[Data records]
====
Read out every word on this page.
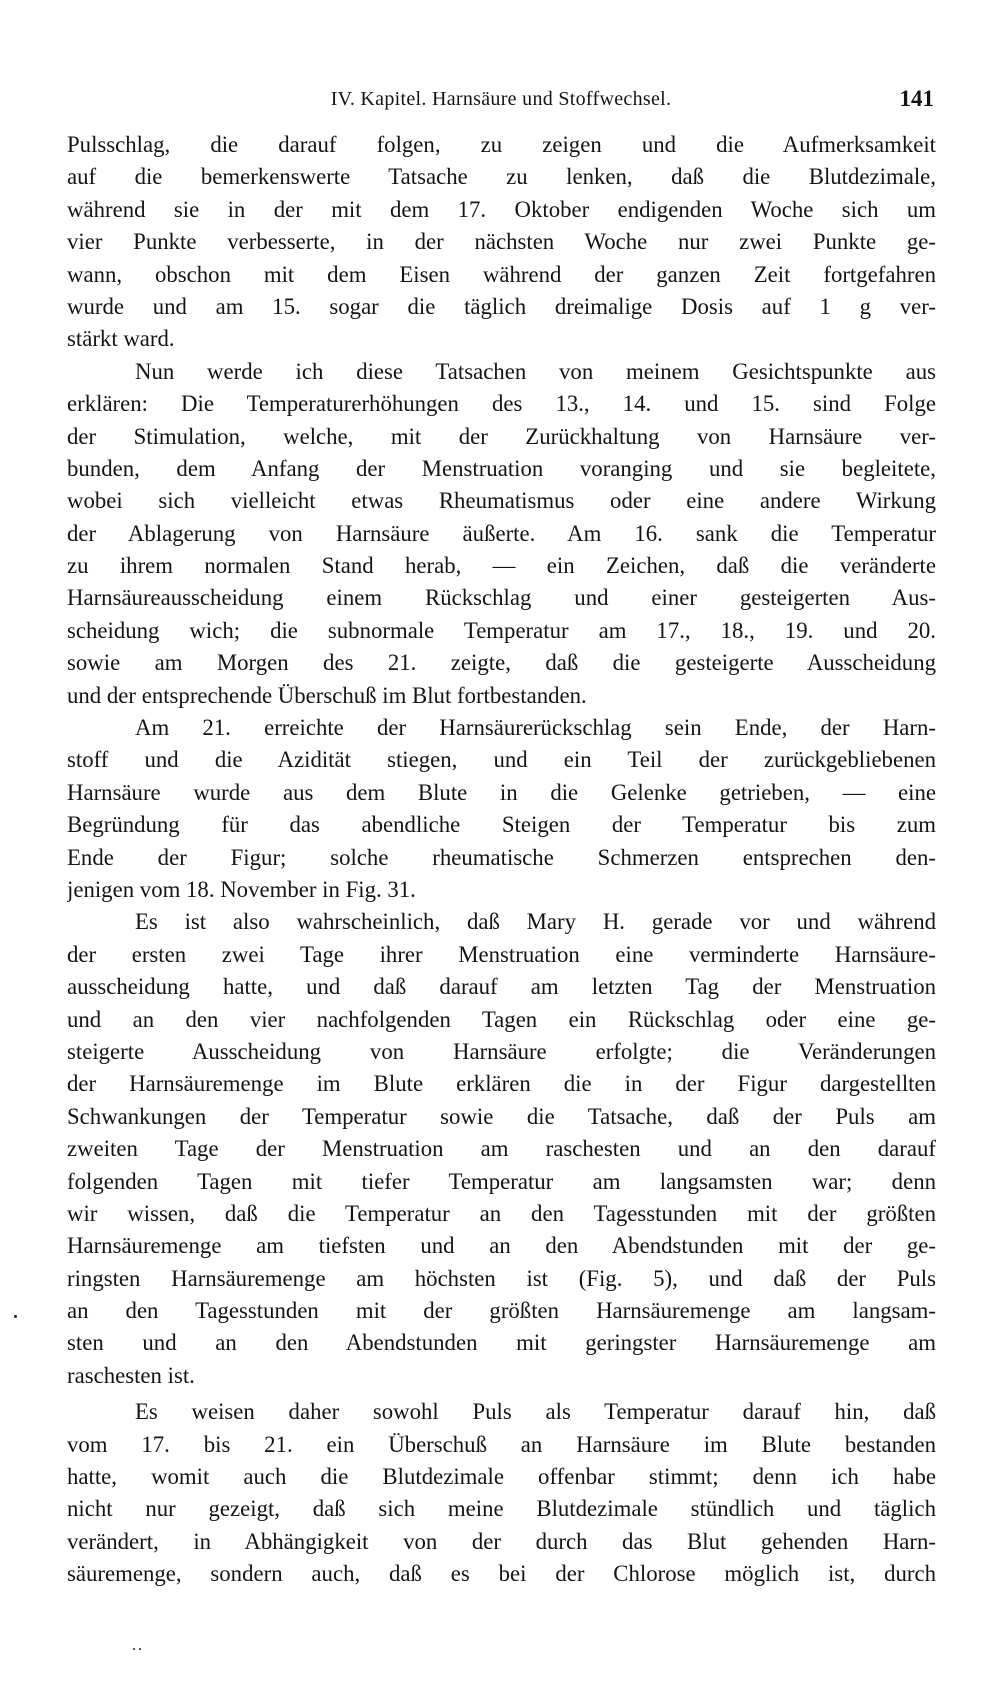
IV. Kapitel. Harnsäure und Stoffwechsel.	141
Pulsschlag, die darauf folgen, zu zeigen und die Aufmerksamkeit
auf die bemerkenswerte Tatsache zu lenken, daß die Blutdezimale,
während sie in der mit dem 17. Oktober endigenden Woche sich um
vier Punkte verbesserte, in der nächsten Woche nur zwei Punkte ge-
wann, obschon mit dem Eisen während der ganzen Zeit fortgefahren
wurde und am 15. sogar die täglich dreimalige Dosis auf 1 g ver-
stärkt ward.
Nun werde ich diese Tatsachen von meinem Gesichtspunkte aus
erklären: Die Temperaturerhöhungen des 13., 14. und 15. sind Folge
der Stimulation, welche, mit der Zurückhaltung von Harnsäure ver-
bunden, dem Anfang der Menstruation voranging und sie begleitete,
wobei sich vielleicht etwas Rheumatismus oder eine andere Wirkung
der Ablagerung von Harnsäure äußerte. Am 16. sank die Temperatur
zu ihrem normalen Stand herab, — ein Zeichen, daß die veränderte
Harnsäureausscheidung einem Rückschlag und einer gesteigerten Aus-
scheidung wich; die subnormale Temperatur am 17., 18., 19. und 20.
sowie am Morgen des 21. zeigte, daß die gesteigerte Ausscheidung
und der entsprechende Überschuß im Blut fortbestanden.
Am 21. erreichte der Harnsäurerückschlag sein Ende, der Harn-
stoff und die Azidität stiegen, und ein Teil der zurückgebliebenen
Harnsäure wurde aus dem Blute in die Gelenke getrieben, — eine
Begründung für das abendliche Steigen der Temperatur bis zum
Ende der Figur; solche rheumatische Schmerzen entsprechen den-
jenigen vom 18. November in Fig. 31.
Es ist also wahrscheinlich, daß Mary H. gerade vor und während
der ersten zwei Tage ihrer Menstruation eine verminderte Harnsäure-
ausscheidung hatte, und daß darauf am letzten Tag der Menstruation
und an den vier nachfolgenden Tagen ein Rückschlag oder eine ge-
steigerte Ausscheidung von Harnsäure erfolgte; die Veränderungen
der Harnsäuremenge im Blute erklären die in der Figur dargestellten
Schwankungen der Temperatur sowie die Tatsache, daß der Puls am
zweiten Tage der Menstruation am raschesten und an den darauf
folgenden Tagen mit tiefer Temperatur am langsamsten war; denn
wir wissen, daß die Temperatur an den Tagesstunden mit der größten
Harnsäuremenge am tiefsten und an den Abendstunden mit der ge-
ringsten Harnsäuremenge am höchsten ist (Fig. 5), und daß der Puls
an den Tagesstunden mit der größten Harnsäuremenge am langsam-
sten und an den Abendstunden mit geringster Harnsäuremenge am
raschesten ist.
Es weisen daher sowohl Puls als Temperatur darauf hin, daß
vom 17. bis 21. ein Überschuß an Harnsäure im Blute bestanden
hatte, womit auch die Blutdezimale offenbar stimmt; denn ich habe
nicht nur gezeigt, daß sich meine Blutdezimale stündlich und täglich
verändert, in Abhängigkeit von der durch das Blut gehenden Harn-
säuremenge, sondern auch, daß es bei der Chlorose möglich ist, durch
====
◆ **Instruction**:
Scan the entries above. Copy each line that has the string "raschesten".

◆ **The output**:
zweiten Tage der Menstruation am raschesten und an den darauf
raschesten ist.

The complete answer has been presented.